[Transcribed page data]
──────────

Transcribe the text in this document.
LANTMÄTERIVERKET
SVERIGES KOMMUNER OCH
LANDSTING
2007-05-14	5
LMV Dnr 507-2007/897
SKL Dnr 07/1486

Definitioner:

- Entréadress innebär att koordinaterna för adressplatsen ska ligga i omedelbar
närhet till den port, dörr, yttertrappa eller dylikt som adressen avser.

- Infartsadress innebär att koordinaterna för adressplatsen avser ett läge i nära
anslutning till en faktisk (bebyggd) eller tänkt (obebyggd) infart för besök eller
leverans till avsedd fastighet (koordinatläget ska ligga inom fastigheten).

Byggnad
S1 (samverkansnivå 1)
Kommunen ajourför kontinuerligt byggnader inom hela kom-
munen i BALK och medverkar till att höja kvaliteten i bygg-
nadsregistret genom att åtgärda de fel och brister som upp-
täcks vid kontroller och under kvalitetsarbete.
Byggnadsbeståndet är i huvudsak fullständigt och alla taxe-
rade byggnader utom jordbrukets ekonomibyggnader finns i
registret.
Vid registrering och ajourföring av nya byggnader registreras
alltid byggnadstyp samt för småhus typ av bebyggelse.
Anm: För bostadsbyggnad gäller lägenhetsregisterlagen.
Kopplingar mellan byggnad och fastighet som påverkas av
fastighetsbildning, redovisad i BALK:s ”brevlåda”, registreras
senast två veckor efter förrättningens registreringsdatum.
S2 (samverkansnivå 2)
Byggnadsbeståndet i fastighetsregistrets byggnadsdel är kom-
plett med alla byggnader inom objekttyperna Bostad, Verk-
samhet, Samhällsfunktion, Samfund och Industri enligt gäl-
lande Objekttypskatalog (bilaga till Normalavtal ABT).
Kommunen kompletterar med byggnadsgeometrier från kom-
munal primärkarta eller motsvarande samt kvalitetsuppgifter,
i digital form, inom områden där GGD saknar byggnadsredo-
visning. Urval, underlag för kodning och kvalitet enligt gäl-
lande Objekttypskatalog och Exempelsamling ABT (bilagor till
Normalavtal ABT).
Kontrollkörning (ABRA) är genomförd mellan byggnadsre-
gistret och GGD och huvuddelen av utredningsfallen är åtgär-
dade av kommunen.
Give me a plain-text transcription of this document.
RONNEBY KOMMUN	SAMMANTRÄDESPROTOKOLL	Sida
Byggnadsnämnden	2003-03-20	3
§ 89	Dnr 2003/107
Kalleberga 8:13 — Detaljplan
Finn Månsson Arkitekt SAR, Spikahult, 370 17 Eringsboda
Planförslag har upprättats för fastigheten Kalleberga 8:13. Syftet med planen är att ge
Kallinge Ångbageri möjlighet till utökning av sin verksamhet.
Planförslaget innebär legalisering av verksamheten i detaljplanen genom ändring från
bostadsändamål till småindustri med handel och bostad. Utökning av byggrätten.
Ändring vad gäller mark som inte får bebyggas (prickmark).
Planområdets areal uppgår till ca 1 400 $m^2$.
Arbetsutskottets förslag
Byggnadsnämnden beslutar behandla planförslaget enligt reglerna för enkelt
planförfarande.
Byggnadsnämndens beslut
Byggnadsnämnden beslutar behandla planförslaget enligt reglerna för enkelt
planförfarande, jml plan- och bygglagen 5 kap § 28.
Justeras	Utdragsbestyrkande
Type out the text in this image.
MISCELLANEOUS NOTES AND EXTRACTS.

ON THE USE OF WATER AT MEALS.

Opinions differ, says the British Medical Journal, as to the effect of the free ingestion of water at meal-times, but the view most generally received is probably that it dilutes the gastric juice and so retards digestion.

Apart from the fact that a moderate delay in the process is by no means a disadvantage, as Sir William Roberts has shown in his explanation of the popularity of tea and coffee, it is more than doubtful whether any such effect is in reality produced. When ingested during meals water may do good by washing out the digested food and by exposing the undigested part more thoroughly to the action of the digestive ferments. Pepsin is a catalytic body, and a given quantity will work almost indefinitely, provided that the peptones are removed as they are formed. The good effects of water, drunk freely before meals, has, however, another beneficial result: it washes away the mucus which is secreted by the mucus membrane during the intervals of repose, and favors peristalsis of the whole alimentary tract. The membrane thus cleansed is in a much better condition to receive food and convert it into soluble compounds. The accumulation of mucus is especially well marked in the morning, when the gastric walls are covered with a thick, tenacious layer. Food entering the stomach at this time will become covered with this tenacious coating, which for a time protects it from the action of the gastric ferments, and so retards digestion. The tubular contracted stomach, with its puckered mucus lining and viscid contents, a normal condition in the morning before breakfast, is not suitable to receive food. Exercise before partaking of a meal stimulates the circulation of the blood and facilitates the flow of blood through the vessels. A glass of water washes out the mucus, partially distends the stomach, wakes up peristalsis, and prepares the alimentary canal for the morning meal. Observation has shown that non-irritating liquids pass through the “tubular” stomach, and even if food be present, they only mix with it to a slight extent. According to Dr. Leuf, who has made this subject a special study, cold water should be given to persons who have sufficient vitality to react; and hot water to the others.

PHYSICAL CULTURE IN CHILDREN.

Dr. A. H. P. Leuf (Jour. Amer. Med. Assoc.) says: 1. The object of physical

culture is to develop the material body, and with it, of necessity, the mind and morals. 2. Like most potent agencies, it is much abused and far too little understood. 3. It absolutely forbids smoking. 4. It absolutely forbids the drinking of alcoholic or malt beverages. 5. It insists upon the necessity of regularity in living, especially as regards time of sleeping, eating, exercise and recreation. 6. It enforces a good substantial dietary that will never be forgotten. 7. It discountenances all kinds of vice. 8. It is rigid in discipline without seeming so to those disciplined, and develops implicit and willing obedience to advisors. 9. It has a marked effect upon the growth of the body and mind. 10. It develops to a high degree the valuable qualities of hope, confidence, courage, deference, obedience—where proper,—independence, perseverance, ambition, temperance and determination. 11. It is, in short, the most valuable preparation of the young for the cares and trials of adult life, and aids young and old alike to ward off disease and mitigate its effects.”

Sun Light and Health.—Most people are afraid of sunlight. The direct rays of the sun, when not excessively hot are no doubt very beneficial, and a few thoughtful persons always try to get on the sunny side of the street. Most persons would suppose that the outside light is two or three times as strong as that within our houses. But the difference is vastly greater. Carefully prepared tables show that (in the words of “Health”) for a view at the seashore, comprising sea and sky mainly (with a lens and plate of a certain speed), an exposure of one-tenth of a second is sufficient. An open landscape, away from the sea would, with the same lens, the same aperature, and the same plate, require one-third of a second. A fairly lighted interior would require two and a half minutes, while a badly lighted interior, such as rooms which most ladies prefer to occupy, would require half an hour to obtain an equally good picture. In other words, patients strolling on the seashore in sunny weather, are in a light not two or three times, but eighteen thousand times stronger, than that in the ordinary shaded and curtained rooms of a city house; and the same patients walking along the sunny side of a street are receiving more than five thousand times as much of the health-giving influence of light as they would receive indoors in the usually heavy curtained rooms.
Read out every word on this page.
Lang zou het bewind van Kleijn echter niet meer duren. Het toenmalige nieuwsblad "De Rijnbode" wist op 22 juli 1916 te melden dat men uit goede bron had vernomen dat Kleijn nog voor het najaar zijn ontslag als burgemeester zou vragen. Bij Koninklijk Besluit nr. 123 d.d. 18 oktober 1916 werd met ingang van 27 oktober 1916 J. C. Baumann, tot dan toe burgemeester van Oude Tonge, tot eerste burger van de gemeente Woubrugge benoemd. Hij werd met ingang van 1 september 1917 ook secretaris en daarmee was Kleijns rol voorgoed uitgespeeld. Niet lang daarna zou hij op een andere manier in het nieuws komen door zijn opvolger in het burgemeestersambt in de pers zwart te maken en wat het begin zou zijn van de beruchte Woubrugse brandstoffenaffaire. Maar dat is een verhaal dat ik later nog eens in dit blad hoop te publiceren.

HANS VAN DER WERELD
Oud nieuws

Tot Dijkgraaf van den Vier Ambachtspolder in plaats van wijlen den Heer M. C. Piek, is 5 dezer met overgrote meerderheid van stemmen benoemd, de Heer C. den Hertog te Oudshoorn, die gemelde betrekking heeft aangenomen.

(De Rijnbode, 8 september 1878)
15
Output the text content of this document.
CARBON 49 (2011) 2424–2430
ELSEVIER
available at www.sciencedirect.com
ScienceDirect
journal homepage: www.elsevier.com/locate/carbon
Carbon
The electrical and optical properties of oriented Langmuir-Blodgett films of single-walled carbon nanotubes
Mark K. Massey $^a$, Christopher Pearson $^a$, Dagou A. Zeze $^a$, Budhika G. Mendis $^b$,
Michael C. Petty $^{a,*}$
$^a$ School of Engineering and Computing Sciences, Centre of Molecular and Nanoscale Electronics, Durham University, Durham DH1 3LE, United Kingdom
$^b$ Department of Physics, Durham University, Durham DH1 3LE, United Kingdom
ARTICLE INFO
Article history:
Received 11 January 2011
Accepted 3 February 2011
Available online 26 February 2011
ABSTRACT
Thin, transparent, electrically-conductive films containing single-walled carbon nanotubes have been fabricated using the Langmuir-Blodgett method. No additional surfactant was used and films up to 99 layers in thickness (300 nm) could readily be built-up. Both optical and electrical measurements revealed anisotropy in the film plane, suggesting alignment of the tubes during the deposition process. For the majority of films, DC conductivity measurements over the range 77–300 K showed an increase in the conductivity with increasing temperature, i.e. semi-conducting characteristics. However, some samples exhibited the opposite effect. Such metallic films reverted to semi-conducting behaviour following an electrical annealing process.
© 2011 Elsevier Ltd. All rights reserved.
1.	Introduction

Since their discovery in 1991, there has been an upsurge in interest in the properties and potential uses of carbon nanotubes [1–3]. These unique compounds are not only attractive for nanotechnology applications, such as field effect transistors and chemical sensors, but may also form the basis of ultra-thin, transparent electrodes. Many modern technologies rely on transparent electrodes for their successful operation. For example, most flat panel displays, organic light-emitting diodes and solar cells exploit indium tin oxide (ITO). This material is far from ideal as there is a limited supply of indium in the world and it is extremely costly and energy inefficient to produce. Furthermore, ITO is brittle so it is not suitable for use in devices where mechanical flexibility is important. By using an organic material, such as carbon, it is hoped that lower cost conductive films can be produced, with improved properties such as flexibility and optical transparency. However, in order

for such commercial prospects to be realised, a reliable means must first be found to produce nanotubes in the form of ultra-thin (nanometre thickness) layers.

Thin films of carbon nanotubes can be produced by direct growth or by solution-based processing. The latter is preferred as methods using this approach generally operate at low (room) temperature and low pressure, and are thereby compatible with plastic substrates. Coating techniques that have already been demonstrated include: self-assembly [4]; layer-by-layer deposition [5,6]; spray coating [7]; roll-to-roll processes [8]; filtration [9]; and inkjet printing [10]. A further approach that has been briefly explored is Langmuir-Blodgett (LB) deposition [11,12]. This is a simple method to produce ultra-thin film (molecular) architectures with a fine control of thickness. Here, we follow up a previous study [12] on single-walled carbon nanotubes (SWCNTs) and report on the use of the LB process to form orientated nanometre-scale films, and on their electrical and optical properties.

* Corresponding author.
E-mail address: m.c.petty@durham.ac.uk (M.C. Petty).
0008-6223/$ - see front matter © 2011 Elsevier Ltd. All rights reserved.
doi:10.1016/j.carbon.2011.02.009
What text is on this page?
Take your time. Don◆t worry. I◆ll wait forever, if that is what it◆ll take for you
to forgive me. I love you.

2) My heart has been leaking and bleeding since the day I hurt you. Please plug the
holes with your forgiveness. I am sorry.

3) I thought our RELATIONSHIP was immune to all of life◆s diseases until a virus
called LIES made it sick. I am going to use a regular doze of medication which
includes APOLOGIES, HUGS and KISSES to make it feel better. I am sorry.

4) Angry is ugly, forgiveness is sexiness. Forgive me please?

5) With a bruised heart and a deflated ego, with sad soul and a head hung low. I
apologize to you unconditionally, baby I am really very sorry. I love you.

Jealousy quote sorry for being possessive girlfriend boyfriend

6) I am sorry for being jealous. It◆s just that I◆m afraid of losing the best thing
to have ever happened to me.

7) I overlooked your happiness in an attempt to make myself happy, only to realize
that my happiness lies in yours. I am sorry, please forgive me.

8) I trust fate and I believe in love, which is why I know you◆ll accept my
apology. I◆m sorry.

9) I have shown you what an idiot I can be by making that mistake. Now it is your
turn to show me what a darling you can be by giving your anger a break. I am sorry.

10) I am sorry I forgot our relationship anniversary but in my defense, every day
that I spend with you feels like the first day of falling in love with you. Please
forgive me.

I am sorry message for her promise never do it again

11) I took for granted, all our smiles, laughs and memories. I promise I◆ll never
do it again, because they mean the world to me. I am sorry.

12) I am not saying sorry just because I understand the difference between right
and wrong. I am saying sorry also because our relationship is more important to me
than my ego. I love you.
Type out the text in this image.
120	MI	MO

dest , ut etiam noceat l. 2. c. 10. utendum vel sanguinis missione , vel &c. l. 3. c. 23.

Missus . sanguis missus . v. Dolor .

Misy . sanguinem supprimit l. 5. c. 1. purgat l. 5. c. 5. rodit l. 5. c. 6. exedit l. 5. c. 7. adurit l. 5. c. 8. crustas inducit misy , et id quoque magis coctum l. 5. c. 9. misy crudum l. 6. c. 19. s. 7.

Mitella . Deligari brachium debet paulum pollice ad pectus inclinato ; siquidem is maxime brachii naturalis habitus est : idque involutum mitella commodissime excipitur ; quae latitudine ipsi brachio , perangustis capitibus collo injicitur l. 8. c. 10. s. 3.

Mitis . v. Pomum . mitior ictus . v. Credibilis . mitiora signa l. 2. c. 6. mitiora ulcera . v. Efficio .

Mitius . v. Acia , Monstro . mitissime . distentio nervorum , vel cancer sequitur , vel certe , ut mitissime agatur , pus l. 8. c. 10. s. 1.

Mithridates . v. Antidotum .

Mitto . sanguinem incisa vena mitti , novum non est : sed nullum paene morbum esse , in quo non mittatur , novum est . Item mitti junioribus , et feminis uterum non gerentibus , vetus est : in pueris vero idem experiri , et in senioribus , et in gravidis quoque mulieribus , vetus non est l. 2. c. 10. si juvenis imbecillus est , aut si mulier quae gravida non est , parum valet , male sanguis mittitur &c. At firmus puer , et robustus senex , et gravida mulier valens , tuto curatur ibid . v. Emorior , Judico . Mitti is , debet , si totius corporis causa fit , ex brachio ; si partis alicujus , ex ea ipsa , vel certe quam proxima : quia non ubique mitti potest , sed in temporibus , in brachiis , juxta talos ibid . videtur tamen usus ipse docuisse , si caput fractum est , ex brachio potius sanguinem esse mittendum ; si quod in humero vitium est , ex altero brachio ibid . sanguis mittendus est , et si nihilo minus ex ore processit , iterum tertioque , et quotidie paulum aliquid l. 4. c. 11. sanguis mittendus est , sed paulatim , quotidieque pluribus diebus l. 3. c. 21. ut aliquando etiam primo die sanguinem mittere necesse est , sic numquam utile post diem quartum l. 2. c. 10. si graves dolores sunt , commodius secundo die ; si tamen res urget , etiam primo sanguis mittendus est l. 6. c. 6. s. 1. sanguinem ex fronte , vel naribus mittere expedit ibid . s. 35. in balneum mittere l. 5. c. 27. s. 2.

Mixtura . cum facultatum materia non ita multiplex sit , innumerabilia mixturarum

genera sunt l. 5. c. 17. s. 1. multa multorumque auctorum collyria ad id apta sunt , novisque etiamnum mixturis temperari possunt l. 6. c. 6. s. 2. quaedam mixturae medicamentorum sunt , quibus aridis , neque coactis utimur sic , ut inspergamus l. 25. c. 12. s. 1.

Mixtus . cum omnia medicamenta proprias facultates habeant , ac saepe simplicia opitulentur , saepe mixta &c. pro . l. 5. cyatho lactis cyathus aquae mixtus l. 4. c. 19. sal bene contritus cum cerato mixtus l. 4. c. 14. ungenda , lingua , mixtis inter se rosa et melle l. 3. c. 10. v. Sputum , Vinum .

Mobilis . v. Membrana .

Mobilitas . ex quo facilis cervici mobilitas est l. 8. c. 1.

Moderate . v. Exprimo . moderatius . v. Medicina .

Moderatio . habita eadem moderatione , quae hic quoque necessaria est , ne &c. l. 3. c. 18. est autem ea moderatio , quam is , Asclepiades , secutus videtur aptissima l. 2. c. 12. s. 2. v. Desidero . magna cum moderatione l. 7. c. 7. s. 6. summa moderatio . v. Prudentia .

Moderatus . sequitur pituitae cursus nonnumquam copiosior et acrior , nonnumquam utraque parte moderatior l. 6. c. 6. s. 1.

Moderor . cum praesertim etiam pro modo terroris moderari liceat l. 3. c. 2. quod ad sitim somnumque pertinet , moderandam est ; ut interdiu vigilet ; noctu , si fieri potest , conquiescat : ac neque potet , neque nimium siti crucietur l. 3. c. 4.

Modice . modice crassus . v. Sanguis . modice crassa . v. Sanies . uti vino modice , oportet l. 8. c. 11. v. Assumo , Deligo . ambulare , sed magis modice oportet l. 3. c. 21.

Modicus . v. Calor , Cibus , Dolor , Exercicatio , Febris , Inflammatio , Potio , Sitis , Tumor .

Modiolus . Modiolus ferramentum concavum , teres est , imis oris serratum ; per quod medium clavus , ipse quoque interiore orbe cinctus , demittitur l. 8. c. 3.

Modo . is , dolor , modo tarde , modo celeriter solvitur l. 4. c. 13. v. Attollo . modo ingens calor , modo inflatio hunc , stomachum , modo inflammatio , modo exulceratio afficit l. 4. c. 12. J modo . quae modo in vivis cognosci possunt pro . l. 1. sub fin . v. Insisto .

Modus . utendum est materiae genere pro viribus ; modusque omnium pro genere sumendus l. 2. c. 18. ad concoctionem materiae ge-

──────────

Some lines above contain the word "registreras". Copy each of them.

Vid registrering och ajourföring av nya byggnader registreras
fastighetsbildning, redovisad i BALK:s ”brevlåda”, registreras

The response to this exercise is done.